- Passage to read:
[start]
There are many interesting and useful contributions offered in the book. One is represented in the following figure (5.1), in which Craver and Darden point out that there are multiple ways in which mechanisms are invoked in scientific research, not just one. The most common way in which we think of mechanisms is as "producers" of outcomes -- the first panel of the figure. But there are several other valid uses as well. There is the "X underlies Y" relation (panel 2), in which we provide a set of mechanisms X as an explanation of how the properties of Y are constituted; and there is the "X maintains Y" relation, in which we provide a set of mechanisms X as an explanation of the homeostasis of Y (the feedback loops and corrective mechanisms that return Y's properties to equilibrium after a period of drift or change).

 
 
Another interesting observation that C-D develop is the idea of "modular subassembly".
[end]
- Parts of the exercise:
(1) Render this sentence from the passage on mechanisms in scientific research into Spanish: "But there are several other valid uses as well."
(2) Reproduce the passage on mechanisms in scientific research from "There are many" up to and including "drift or change).".

- Recorded information:
[start]
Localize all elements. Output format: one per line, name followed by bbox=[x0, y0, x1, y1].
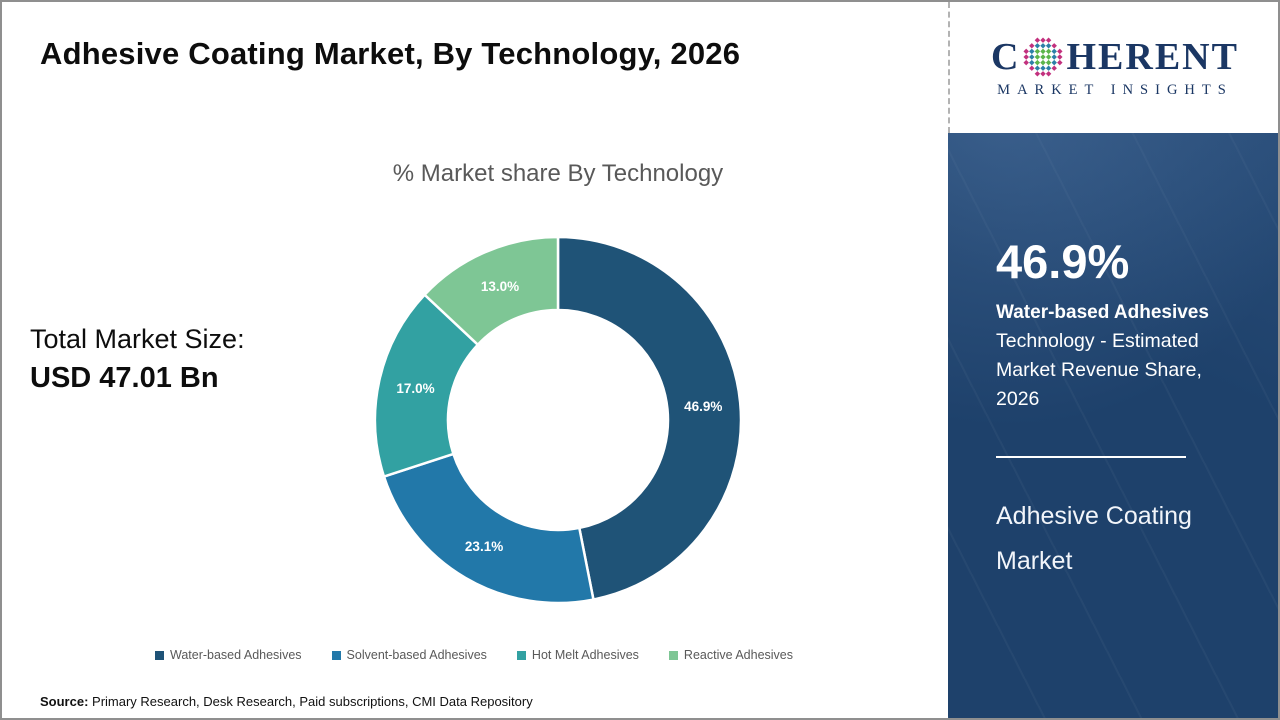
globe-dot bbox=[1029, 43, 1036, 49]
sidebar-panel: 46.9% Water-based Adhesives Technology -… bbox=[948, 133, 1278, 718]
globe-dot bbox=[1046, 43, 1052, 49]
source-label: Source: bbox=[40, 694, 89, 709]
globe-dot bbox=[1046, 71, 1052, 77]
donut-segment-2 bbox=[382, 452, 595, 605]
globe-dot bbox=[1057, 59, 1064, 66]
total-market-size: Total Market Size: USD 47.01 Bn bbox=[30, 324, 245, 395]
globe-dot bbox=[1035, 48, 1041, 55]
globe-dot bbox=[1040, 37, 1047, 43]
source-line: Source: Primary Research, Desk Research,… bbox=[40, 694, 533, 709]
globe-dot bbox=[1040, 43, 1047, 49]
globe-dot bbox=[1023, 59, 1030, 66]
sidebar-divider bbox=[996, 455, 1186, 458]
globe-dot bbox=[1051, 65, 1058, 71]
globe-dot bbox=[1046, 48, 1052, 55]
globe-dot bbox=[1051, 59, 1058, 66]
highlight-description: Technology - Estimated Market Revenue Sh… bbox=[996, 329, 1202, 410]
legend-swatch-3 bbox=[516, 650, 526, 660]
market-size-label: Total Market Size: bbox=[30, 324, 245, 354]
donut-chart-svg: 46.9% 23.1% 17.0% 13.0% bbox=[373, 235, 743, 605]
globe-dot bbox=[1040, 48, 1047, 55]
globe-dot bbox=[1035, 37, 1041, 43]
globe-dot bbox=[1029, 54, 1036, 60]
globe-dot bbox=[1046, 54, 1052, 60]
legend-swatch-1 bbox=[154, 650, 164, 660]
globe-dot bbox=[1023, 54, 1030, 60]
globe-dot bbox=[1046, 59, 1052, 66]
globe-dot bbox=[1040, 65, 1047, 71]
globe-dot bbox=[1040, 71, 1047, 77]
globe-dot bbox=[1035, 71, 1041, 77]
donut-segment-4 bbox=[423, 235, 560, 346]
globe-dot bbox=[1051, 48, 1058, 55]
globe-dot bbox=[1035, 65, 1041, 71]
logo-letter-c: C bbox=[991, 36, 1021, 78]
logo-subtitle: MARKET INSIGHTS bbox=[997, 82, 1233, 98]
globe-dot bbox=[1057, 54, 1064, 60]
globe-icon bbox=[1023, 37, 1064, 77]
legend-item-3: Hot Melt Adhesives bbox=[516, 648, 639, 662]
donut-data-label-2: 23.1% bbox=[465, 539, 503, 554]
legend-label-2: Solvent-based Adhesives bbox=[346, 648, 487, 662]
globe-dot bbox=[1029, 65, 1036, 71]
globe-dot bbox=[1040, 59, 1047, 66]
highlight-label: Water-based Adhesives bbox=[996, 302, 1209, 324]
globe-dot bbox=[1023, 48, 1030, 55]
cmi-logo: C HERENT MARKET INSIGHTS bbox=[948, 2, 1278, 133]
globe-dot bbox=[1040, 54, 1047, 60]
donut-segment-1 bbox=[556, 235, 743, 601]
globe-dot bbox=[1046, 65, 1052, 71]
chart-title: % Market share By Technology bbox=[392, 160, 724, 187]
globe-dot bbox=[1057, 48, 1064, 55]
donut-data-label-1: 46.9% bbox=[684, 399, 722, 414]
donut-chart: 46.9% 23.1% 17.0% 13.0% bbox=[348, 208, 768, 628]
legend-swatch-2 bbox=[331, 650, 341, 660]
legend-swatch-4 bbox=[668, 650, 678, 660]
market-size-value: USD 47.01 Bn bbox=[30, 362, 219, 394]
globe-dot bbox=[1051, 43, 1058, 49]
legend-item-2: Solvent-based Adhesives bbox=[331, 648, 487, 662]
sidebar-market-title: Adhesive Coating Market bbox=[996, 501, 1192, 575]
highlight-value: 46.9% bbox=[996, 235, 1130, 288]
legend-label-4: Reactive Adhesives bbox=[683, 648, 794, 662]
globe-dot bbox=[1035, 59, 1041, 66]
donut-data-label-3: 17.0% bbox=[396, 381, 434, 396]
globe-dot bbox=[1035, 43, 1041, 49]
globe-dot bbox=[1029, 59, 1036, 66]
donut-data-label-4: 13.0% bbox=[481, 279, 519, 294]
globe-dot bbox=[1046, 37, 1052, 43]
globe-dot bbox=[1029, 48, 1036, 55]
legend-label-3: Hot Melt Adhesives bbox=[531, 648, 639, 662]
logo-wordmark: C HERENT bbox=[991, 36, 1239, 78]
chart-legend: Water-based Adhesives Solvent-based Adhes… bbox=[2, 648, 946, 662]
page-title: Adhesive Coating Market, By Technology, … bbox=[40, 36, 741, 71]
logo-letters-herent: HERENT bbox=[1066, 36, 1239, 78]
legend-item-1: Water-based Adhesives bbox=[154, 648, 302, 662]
[end]
- Solutions below:
(1) Pero también hay varios otros usos válidos.

(2)
There are many interesting and useful contributions offered in the book. One is represented in the following figure (5.1), in which Craver and Darden point out that there are multiple ways in which mechanisms are invoked in scientific research, not just one. The most common way in which we think of mechanisms is as "producers" of outcomes -- the first panel of the figure. But there are several other valid uses as well. There is the "X underlies Y" relation (panel 2), in which we provide a set of mechanisms X as an explanation of how the properties of Y are constituted; and there is the "X maintains Y" relation, in which we provide a set of mechanisms X as an explanation of the homeostasis of Y (the feedback loops and corrective mechanisms that return Y's properties to equilibrium after a period of drift or change).